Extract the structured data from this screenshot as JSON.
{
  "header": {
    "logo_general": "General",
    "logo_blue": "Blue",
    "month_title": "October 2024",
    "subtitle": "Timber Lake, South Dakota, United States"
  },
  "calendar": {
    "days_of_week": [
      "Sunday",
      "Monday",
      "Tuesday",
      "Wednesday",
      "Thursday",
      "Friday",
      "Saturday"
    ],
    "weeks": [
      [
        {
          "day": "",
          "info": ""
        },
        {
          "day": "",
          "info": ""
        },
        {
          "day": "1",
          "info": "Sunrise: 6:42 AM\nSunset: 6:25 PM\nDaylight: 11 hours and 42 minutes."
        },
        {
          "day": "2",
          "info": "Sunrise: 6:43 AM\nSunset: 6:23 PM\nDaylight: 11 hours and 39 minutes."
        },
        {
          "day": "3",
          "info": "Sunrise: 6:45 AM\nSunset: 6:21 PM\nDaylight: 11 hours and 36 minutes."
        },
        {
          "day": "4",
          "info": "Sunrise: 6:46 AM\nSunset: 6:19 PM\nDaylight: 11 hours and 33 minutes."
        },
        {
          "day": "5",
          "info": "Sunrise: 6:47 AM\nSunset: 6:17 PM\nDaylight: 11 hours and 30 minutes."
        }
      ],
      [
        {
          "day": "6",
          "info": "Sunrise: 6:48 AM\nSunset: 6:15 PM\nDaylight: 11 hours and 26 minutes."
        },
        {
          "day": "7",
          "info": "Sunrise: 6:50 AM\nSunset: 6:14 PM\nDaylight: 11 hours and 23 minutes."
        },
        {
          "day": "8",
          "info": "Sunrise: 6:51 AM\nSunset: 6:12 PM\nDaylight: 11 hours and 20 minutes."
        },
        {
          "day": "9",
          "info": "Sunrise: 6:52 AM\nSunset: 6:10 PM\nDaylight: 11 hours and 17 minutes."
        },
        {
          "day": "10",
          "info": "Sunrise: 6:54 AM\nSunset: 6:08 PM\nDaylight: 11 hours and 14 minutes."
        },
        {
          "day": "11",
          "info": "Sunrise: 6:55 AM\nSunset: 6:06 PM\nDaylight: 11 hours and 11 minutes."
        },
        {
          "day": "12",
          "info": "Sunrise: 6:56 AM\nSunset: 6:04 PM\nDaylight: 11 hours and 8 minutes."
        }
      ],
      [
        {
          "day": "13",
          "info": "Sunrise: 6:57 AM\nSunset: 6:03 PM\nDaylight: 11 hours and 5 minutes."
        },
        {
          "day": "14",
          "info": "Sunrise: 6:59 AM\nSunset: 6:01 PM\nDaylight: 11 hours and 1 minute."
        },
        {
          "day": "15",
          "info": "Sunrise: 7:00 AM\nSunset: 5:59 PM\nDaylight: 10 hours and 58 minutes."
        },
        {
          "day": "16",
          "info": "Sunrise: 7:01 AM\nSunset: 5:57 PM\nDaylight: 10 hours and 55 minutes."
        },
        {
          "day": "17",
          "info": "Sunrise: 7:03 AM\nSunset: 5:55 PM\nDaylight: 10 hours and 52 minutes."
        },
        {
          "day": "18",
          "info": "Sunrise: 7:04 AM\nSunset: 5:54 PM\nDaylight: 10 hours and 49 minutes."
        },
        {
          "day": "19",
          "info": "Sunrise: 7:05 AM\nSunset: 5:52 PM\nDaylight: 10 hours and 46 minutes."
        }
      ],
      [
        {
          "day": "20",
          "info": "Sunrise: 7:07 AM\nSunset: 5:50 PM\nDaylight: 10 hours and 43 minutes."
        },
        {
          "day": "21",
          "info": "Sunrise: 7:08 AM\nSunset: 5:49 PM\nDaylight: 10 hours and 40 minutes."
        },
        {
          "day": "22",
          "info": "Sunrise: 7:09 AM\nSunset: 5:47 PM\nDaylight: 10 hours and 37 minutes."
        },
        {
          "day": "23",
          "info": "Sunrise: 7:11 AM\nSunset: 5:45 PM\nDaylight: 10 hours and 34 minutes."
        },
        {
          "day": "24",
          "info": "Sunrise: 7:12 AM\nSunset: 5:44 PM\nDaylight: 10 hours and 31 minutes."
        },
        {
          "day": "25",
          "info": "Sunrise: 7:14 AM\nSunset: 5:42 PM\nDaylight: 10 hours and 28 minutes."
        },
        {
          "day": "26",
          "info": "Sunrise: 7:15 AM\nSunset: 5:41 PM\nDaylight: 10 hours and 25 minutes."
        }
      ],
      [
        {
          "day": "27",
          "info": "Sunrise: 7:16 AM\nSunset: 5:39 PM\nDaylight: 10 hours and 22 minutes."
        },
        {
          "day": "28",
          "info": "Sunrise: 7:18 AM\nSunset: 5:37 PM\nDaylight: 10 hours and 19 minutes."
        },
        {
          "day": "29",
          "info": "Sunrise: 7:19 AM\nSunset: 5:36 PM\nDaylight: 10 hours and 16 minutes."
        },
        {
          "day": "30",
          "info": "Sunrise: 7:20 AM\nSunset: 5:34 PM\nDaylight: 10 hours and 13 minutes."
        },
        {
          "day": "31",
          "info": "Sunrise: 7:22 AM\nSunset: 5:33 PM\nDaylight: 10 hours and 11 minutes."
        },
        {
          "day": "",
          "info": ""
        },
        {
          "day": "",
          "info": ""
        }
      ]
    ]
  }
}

● ● ● ● ●

• [Exercise task] Write the material out exactly, with nothing left out.

• [Worked solution]
Extract the structured data from this screenshot as JSON.
{
  "header": {
    "logo_general": "General",
    "logo_blue": "Blue",
    "month_title": "October 2024",
    "subtitle": "Timber Lake, South Dakota, United States"
  },
  "calendar": {
    "days_of_week": [
      "Sunday",
      "Monday",
      "Tuesday",
      "Wednesday",
      "Thursday",
      "Friday",
      "Saturday"
    ],
    "weeks": [
      [
        {
          "day": "",
          "info": ""
        },
        {
          "day": "",
          "info": ""
        },
        {
          "day": "1",
          "info": "Sunrise: 6:42 AM\nSunset: 6:25 PM\nDaylight: 11 hours and 42 minutes."
        },
        {
          "day": "2",
          "info": "Sunrise: 6:43 AM\nSunset: 6:23 PM\nDaylight: 11 hours and 39 minutes."
        },
        {
          "day": "3",
          "info": "Sunrise: 6:45 AM\nSunset: 6:21 PM\nDaylight: 11 hours and 36 minutes."
        },
        {
          "day": "4",
          "info": "Sunrise: 6:46 AM\nSunset: 6:19 PM\nDaylight: 11 hours and 33 minutes."
        },
        {
          "day": "5",
          "info": "Sunrise: 6:47 AM\nSunset: 6:17 PM\nDaylight: 11 hours and 30 minutes."
        }
      ],
      [
        {
          "day": "6",
          "info": "Sunrise: 6:48 AM\nSunset: 6:15 PM\nDaylight: 11 hours and 26 minutes."
        },
        {
          "day": "7",
          "info": "Sunrise: 6:50 AM\nSunset: 6:14 PM\nDaylight: 11 hours and 23 minutes."
        },
        {
          "day": "8",
          "info": "Sunrise: 6:51 AM\nSunset: 6:12 PM\nDaylight: 11 hours and 20 minutes."
        },
        {
          "day": "9",
          "info": "Sunrise: 6:52 AM\nSunset: 6:10 PM\nDaylight: 11 hours and 17 minutes."
        },
        {
          "day": "10",
          "info": "Sunrise: 6:54 AM\nSunset: 6:08 PM\nDaylight: 11 hours and 14 minutes."
        },
        {
          "day": "11",
          "info": "Sunrise: 6:55 AM\nSunset: 6:06 PM\nDaylight: 11 hours and 11 minutes."
        },
        {
          "day": "12",
          "info": "Sunrise: 6:56 AM\nSunset: 6:04 PM\nDaylight: 11 hours and 8 minutes."
        }
      ],
      [
        {
          "day": "13",
          "info": "Sunrise: 6:57 AM\nSunset: 6:03 PM\nDaylight: 11 hours and 5 minutes."
        },
        {
          "day": "14",
          "info": "Sunrise: 6:59 AM\nSunset: 6:01 PM\nDaylight: 11 hours and 1 minute."
        },
        {
          "day": "15",
          "info": "Sunrise: 7:00 AM\nSunset: 5:59 PM\nDaylight: 10 hours and 58 minutes."
        },
        {
          "day": "16",
          "info": "Sunrise: 7:01 AM\nSunset: 5:57 PM\nDaylight: 10 hours and 55 minutes."
        },
        {
          "day": "17",
          "info": "Sunrise: 7:03 AM\nSunset: 5:55 PM\nDaylight: 10 hours and 52 minutes."
        },
        {
          "day": "18",
          "info": "Sunrise: 7:04 AM\nSunset: 5:54 PM\nDaylight: 10 hours and 49 minutes."
        },
        {
          "day": "19",
          "info": "Sunrise: 7:05 AM\nSunset: 5:52 PM\nDaylight: 10 hours and 46 minutes."
        }
      ],
      [
        {
          "day": "20",
          "info": "Sunrise: 7:07 AM\nSunset: 5:50 PM\nDaylight: 10 hours and 43 minutes."
        },
        {
          "day": "21",
          "info": "Sunrise: 7:08 AM\nSunset: 5:49 PM\nDaylight: 10 hours and 40 minutes."
        },
        {
          "day": "22",
          "info": "Sunrise: 7:09 AM\nSunset: 5:47 PM\nDaylight: 10 hours and 37 minutes."
        },
        {
          "day": "23",
          "info": "Sunrise: 7:11 AM\nSunset: 5:45 PM\nDaylight: 10 hours and 34 minutes."
        },
        {
          "day": "24",
          "info": "Sunrise: 7:12 AM\nSunset: 5:44 PM\nDaylight: 10 hours and 31 minutes."
        },
        {
          "day": "25",
          "info": "Sunrise: 7:14 AM\nSunset: 5:42 PM\nDaylight: 10 hours and 28 minutes."
        },
        {
          "day": "26",
          "info": "Sunrise: 7:15 AM\nSunset: 5:41 PM\nDaylight: 10 hours and 25 minutes."
        }
      ],
      [
        {
          "day": "27",
          "info": "Sunrise: 7:16 AM\nSunset: 5:39 PM\nDaylight: 10 hours and 22 minutes."
        },
        {
          "day": "28",
          "info": "Sunrise: 7:18 AM\nSunset: 5:37 PM\nDaylight: 10 hours and 19 minutes."
        },
        {
          "day": "29",
          "info": "Sunrise: 7:19 AM\nSunset: 5:36 PM\nDaylight: 10 hours and 16 minutes."
        },
        {
          "day": "30",
          "info": "Sunrise: 7:20 AM\nSunset: 5:34 PM\nDaylight: 10 hours and 13 minutes."
        },
        {
          "day": "31",
          "info": "Sunrise: 7:22 AM\nSunset: 5:33 PM\nDaylight: 10 hours and 11 minutes."
        },
        {
          "day": "",
          "info": ""
        },
        {
          "day": "",
          "info": ""
        }
      ]
    ]
  }
}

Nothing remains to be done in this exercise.